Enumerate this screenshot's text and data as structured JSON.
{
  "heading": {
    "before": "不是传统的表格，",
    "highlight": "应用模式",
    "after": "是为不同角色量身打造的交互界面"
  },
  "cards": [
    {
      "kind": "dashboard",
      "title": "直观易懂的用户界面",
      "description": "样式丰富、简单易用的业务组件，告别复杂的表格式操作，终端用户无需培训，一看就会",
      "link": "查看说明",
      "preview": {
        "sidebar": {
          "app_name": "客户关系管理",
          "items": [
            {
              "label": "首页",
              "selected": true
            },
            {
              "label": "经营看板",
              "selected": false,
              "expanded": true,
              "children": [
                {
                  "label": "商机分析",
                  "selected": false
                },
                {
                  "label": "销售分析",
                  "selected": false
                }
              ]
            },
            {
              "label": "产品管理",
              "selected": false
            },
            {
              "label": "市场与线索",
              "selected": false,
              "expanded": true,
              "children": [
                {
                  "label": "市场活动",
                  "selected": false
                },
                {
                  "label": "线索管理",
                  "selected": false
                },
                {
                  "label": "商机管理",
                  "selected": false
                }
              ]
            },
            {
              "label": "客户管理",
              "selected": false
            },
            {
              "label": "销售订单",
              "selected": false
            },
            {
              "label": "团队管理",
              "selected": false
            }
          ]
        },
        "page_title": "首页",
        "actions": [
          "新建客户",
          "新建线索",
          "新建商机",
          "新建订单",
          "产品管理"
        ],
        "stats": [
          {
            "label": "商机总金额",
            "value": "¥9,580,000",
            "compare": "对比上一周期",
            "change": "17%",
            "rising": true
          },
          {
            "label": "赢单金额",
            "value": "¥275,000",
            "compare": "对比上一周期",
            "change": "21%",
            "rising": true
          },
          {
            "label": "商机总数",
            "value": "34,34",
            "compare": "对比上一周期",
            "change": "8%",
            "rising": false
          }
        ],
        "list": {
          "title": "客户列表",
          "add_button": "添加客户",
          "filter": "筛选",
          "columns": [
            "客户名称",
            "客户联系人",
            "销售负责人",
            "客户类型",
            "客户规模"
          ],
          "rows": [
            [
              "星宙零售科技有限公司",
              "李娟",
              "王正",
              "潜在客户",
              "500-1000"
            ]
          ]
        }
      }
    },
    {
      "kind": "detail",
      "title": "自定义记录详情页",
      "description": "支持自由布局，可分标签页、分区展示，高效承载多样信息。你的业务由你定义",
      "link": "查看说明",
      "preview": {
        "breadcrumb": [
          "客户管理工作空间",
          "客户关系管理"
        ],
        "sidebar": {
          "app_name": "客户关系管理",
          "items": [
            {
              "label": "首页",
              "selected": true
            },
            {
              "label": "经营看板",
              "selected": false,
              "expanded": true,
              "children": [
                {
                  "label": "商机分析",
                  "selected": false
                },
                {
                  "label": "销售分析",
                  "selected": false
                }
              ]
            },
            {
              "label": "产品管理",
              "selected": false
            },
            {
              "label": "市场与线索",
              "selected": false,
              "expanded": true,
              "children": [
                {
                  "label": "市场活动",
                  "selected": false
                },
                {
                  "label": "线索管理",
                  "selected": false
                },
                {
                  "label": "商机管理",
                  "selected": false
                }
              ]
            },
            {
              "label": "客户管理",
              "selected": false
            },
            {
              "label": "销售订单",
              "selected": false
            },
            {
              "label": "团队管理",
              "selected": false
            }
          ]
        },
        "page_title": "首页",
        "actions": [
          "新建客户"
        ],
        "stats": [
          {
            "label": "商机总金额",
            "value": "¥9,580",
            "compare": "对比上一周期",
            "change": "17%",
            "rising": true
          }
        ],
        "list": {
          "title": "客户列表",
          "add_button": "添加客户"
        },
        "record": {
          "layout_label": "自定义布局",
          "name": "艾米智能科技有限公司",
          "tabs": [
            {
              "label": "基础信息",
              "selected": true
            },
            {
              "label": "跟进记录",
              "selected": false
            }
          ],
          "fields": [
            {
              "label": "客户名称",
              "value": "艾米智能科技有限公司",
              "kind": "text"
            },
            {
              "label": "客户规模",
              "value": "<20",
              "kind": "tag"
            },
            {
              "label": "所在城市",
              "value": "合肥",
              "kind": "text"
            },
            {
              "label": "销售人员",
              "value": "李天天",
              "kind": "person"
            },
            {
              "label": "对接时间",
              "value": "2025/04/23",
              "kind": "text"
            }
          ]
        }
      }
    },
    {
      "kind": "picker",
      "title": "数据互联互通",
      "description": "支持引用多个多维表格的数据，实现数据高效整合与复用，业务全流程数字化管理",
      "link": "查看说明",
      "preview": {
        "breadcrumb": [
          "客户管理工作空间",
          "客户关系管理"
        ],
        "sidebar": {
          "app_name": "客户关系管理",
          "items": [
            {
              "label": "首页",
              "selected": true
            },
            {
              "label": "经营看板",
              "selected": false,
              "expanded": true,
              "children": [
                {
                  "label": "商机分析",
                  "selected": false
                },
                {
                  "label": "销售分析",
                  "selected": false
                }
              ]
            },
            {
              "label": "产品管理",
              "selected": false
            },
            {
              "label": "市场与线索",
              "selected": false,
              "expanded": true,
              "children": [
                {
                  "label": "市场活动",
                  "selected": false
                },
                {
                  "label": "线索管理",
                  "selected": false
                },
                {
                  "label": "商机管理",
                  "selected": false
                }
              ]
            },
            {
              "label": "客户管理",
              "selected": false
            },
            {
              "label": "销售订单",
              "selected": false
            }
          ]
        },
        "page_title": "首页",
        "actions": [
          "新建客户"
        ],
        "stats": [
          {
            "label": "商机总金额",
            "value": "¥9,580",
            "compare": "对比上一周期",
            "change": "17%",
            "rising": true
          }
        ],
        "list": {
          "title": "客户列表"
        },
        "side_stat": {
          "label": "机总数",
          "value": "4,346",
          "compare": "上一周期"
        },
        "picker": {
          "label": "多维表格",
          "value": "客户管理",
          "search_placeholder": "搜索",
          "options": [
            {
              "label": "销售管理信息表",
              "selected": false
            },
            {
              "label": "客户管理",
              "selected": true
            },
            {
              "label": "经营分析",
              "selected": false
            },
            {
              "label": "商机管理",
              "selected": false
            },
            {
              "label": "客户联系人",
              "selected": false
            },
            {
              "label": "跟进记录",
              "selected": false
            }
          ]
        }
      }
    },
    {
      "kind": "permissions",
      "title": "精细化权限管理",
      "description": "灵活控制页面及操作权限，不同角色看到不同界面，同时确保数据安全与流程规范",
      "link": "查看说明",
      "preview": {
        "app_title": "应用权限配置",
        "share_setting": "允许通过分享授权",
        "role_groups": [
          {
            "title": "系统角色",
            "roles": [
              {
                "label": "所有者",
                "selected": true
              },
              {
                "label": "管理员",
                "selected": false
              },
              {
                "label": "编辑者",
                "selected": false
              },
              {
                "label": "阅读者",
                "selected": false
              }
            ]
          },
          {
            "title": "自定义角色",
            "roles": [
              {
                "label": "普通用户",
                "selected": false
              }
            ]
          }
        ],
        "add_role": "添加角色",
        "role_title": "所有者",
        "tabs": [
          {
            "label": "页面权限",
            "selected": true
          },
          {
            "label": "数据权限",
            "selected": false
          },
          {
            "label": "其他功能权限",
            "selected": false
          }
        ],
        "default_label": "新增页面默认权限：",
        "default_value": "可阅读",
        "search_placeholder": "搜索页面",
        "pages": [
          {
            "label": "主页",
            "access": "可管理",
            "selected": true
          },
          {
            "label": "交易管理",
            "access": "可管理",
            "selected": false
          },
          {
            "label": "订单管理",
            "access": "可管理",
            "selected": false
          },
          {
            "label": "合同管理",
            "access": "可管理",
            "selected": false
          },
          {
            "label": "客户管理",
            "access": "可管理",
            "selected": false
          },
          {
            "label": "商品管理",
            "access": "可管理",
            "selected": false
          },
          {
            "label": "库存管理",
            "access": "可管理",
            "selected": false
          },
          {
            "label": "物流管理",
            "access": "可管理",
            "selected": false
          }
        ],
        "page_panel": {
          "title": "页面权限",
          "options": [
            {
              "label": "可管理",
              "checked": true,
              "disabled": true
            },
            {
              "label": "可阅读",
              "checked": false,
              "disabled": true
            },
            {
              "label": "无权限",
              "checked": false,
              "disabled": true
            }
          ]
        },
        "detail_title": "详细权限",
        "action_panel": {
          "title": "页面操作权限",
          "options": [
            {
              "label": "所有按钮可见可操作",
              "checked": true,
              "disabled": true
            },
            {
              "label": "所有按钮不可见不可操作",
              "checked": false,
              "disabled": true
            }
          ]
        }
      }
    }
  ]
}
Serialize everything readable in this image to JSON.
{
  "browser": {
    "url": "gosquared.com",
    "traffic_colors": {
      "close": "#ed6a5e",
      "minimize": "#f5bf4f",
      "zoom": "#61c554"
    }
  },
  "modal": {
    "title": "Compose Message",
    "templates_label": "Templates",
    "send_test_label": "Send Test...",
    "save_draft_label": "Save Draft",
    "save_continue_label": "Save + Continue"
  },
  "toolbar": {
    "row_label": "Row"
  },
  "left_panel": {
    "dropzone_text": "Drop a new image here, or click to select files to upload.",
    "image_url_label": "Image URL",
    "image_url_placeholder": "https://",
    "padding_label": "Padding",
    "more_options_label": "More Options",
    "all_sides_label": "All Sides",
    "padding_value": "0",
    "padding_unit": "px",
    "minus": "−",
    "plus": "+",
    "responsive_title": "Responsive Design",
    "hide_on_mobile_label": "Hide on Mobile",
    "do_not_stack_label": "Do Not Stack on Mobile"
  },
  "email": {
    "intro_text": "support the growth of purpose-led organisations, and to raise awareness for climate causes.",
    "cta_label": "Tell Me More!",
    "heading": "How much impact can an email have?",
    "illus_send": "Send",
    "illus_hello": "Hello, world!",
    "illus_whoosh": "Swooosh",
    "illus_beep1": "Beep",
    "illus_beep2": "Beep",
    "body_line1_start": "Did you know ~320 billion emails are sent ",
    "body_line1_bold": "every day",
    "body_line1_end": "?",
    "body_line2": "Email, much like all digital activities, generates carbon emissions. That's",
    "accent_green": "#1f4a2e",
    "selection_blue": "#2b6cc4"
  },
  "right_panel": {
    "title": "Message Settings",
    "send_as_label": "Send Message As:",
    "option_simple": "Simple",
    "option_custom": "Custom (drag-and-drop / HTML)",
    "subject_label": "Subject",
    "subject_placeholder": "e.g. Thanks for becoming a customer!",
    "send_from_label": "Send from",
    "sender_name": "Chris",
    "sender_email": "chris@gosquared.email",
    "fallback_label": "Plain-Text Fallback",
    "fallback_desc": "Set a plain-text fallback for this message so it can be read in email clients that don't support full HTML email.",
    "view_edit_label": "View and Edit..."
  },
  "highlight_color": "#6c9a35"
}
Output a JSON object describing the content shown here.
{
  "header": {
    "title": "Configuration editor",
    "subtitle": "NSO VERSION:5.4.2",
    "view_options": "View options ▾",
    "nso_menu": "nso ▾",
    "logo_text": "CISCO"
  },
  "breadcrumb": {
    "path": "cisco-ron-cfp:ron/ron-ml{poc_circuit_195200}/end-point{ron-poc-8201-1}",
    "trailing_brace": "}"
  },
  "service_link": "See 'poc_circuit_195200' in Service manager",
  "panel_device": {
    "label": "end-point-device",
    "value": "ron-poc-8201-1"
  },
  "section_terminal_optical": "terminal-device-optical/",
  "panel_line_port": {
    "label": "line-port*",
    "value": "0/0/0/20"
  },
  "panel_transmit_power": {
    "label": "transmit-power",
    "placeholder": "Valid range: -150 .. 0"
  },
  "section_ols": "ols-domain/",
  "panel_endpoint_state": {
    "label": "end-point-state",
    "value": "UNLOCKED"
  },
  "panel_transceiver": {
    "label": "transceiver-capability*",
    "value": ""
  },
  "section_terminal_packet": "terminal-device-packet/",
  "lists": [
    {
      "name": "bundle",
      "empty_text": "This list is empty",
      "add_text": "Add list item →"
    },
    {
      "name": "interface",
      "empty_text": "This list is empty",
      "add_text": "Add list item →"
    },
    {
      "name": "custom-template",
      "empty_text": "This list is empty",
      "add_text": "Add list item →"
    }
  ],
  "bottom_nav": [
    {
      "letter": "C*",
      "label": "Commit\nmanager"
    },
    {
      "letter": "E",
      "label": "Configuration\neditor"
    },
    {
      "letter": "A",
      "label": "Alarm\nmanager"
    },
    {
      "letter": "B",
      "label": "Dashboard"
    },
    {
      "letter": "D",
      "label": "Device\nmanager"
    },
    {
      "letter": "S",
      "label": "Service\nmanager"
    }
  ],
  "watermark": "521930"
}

● **Task to carry out**:
The required output is the span of lines from the one containing "Output a JSON" to the last line, reproduced character for character.

● **Exercise answer**:
Output a JSON object describing the content shown here.
{
  "header": {
    "title": "Configuration editor",
    "subtitle": "NSO VERSION:5.4.2",
    "view_options": "View options ▾",
    "nso_menu": "nso ▾",
    "logo_text": "CISCO"
  },
  "breadcrumb": {
    "path": "cisco-ron-cfp:ron/ron-ml{poc_circuit_195200}/end-point{ron-poc-8201-1}",
    "trailing_brace": "}"
  },
  "service_link": "See 'poc_circuit_195200' in Service manager",
  "panel_device": {
    "label": "end-point-device",
    "value": "ron-poc-8201-1"
  },
  "section_terminal_optical": "terminal-device-optical/",
  "panel_line_port": {
    "label": "line-port*",
    "value": "0/0/0/20"
  },
  "panel_transmit_power": {
    "label": "transmit-power",
    "placeholder": "Valid range: -150 .. 0"
  },
  "section_ols": "ols-domain/",
  "panel_endpoint_state": {
    "label": "end-point-state",
    "value": "UNLOCKED"
  },
  "panel_transceiver": {
    "label": "transceiver-capability*",
    "value": ""
  },
  "section_terminal_packet": "terminal-device-packet/",
  "lists": [
    {
      "name": "bundle",
      "empty_text": "This list is empty",
      "add_text": "Add list item →"
    },
    {
      "name": "interface",
      "empty_text": "This list is empty",
      "add_text": "Add list item →"
    },
    {
      "name": "custom-template",
      "empty_text": "This list is empty",
      "add_text": "Add list item →"
    }
  ],
  "bottom_nav": [
    {
      "letter": "C*",
      "label": "Commit\nmanager"
    },
    {
      "letter": "E",
      "label": "Configuration\neditor"
    },
    {
      "letter": "A",
      "label": "Alarm\nmanager"
    },
    {
      "letter": "B",
      "label": "Dashboard"
    },
    {
      "letter": "D",
      "label": "Device\nmanager"
    },
    {
      "letter": "S",
      "label": "Service\nmanager"
    }
  ],
  "watermark": "521930"
}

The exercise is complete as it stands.